» **What the task asks**: Lines that contain "label" are to be counted; give only their number.

= = = = = = =

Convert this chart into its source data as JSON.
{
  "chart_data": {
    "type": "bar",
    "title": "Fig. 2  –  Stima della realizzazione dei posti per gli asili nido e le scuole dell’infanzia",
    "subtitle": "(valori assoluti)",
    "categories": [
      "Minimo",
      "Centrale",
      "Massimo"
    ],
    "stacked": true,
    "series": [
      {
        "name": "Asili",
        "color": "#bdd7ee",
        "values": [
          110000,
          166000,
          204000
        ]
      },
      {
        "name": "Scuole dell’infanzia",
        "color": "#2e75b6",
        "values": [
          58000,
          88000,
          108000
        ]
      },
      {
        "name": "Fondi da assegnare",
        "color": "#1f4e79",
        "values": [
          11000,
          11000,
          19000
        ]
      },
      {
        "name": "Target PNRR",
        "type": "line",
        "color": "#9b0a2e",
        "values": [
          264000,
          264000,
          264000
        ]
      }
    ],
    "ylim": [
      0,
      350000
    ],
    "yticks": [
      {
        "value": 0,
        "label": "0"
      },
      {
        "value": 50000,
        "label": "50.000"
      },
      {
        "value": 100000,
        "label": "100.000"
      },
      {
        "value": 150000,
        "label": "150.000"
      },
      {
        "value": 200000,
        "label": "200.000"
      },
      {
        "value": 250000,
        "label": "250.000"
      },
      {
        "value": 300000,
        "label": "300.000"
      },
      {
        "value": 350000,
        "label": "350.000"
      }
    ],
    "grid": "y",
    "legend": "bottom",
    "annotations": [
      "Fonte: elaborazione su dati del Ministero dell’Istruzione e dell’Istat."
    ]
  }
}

= = = = = = =

» **Written answer**: 8